## [Information given]
----------------
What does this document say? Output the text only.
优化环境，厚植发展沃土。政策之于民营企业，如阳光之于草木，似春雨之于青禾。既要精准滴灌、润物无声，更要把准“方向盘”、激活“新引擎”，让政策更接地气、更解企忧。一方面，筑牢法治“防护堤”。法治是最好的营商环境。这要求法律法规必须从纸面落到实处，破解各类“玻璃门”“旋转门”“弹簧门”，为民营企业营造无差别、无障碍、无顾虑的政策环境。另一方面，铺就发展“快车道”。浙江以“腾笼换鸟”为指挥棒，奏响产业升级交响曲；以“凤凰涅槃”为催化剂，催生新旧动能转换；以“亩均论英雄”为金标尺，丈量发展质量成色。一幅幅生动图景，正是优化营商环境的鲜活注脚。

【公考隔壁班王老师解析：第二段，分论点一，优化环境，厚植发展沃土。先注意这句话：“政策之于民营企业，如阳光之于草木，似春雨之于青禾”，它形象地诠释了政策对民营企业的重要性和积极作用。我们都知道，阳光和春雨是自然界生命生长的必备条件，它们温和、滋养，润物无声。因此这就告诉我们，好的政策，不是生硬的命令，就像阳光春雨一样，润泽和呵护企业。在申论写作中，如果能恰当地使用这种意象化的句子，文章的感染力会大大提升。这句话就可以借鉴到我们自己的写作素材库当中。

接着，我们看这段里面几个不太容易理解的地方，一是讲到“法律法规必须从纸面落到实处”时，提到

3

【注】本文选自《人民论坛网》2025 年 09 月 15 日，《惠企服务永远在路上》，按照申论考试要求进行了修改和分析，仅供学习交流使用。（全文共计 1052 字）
----------------
## [Exercise description]
Select every line of the records holding the string "厚植发展沃土".

## [Exercise solution]
优化环境，厚植发展沃土。政策之于民营企业，如阳光之于草木，似春雨之于青禾。既要精准滴灌、润物无声，更要把准“方向盘”、激活“新引擎”，让政策更接地气、更解企忧。一方面，筑牢法治“防护堤”。法治是最好的营商环境。这要求法律法规必须从纸面落到实处，破解各类“玻璃门”“旋转门”“弹簧门”，为民营企业营造无差别、无障碍、无顾虑的政策环境。另一方面，铺就发展“快车道”。浙江以“腾笼换鸟”为指挥棒，奏响产业升级交响曲；以“凤凰涅槃”为催化剂，催生新旧动能转换；以“亩均论英雄”为金标尺，丈量发展质量成色。一幅幅生动图景，正是优化营商环境的鲜活注脚。
【公考隔壁班王老师解析：第二段，分论点一，优化环境，厚植发展沃土。先注意这句话：“政策之于民营企业，如阳光之于草木，似春雨之于青禾”，它形象地诠释了政策对民营企业的重要性和积极作用。我们都知道，阳光和春雨是自然界生命生长的必备条件，它们温和、滋养，润物无声。因此这就告诉我们，好的政策，不是生硬的命令，就像阳光春雨一样，润泽和呵护企业。在申论写作中，如果能恰当地使用这种意象化的句子，文章的感染力会大大提升。这句话就可以借鉴到我们自己的写作素材库当中。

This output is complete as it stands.